[Start]

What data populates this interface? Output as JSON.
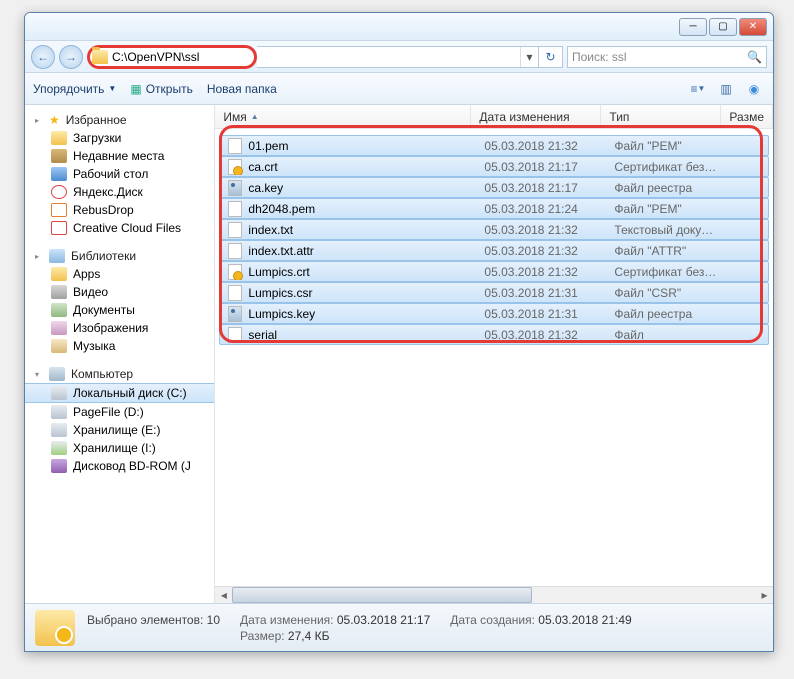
{
  "address": {
    "path": "C:\\OpenVPN\\ssl"
  },
  "search": {
    "placeholder": "Поиск: ssl"
  },
  "toolbar": {
    "organize": "Упорядочить",
    "open": "Открыть",
    "newfolder": "Новая папка"
  },
  "columns": {
    "name": "Имя",
    "date": "Дата изменения",
    "type": "Тип",
    "size": "Разме"
  },
  "sidebar": {
    "favorites": {
      "title": "Избранное",
      "items": [
        {
          "label": "Загрузки",
          "icon": "dl"
        },
        {
          "label": "Недавние места",
          "icon": "recent"
        },
        {
          "label": "Рабочий стол",
          "icon": "desk"
        },
        {
          "label": "Яндекс.Диск",
          "icon": "yadisk"
        },
        {
          "label": "RebusDrop",
          "icon": "rebus"
        },
        {
          "label": "Creative Cloud Files",
          "icon": "cc"
        }
      ]
    },
    "libraries": {
      "title": "Библиотеки",
      "items": [
        {
          "label": "Apps",
          "icon": "libapps"
        },
        {
          "label": "Видео",
          "icon": "libvid"
        },
        {
          "label": "Документы",
          "icon": "libdoc"
        },
        {
          "label": "Изображения",
          "icon": "libimg"
        },
        {
          "label": "Музыка",
          "icon": "libmus"
        }
      ]
    },
    "computer": {
      "title": "Компьютер",
      "items": [
        {
          "label": "Локальный диск (C:)",
          "icon": "drive",
          "sel": true
        },
        {
          "label": "PageFile (D:)",
          "icon": "drive"
        },
        {
          "label": "Хранилище (E:)",
          "icon": "drive"
        },
        {
          "label": "Хранилище (I:)",
          "icon": "driveusb"
        },
        {
          "label": "Дисковод BD-ROM (J",
          "icon": "bdrom"
        }
      ]
    }
  },
  "files": [
    {
      "name": "01.pem",
      "date": "05.03.2018 21:32",
      "type": "Файл \"PEM\"",
      "icon": ""
    },
    {
      "name": "ca.crt",
      "date": "05.03.2018 21:17",
      "type": "Сертификат безо...",
      "icon": "fi-cert"
    },
    {
      "name": "ca.key",
      "date": "05.03.2018 21:17",
      "type": "Файл реестра",
      "icon": "fi-key"
    },
    {
      "name": "dh2048.pem",
      "date": "05.03.2018 21:24",
      "type": "Файл \"PEM\"",
      "icon": ""
    },
    {
      "name": "index.txt",
      "date": "05.03.2018 21:32",
      "type": "Текстовый докум...",
      "icon": ""
    },
    {
      "name": "index.txt.attr",
      "date": "05.03.2018 21:32",
      "type": "Файл \"ATTR\"",
      "icon": ""
    },
    {
      "name": "Lumpics.crt",
      "date": "05.03.2018 21:32",
      "type": "Сертификат безо...",
      "icon": "fi-cert"
    },
    {
      "name": "Lumpics.csr",
      "date": "05.03.2018 21:31",
      "type": "Файл \"CSR\"",
      "icon": ""
    },
    {
      "name": "Lumpics.key",
      "date": "05.03.2018 21:31",
      "type": "Файл реестра",
      "icon": "fi-key"
    },
    {
      "name": "serial",
      "date": "05.03.2018 21:32",
      "type": "Файл",
      "icon": ""
    }
  ],
  "status": {
    "selection": "Выбрано элементов: 10",
    "modlabel": "Дата изменения:",
    "modval": "05.03.2018 21:17",
    "sizelabel": "Размер:",
    "sizeval": "27,4 КБ",
    "createlabel": "Дата создания:",
    "createval": "05.03.2018 21:49"
  }
}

[End]

**WHAT THE TASK REQUIRES**
What is the number of lines in the data above that include the word "Lumpics"? Answer with that number only.

**COMPLETE OUTPUT**
3